Aim ▸ Beginning with the line that holds "Read all visible content and emit it as JSON.", set down each line of the data below through the very last, exactly as given, and nothing beyond that.

Dataset entries on figures
· · · · ·
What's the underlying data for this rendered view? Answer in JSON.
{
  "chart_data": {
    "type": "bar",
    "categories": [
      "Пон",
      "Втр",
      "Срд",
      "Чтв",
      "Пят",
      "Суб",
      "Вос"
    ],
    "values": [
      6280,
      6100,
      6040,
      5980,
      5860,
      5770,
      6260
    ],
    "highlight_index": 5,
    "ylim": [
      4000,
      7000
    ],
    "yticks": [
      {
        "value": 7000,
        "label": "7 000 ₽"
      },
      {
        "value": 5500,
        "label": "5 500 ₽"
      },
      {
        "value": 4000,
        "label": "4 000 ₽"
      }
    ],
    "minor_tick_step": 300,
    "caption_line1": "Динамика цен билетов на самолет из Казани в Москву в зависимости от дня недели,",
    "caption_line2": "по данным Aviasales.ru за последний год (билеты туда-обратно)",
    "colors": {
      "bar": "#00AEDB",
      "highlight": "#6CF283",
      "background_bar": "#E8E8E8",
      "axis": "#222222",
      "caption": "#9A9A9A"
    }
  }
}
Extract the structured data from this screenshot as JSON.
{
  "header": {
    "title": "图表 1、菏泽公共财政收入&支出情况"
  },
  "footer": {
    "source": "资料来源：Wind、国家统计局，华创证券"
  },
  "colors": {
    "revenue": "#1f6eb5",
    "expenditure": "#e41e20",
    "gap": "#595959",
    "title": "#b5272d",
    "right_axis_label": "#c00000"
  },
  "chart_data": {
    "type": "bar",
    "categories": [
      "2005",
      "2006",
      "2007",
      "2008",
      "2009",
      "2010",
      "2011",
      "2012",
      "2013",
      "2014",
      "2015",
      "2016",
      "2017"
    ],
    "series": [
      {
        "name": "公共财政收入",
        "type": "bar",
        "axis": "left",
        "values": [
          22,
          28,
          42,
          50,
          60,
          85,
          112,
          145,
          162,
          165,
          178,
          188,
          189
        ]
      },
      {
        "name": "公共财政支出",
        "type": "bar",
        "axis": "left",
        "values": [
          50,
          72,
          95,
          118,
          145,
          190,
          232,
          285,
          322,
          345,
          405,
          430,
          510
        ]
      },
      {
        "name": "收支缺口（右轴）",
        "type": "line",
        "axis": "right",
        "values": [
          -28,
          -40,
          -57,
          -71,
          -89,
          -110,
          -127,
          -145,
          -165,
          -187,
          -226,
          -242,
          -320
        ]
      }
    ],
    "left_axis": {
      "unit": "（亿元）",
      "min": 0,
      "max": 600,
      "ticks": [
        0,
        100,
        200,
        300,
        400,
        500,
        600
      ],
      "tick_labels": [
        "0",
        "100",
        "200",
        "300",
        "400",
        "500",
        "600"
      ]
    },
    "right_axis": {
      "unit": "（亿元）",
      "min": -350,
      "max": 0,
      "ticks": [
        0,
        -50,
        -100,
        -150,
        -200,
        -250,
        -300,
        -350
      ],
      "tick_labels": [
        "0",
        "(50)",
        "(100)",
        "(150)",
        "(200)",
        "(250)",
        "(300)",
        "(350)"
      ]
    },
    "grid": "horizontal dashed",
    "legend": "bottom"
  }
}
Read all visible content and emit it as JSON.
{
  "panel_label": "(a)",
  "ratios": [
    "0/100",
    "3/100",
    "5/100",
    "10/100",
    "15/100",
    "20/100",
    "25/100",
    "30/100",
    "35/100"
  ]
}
· · · · ·
Result ▸
Read all visible content and emit it as JSON.
{
  "panel_label": "(a)",
  "ratios": [
    "0/100",
    "3/100",
    "5/100",
    "10/100",
    "15/100",
    "20/100",
    "25/100",
    "30/100",
    "35/100"
  ]
}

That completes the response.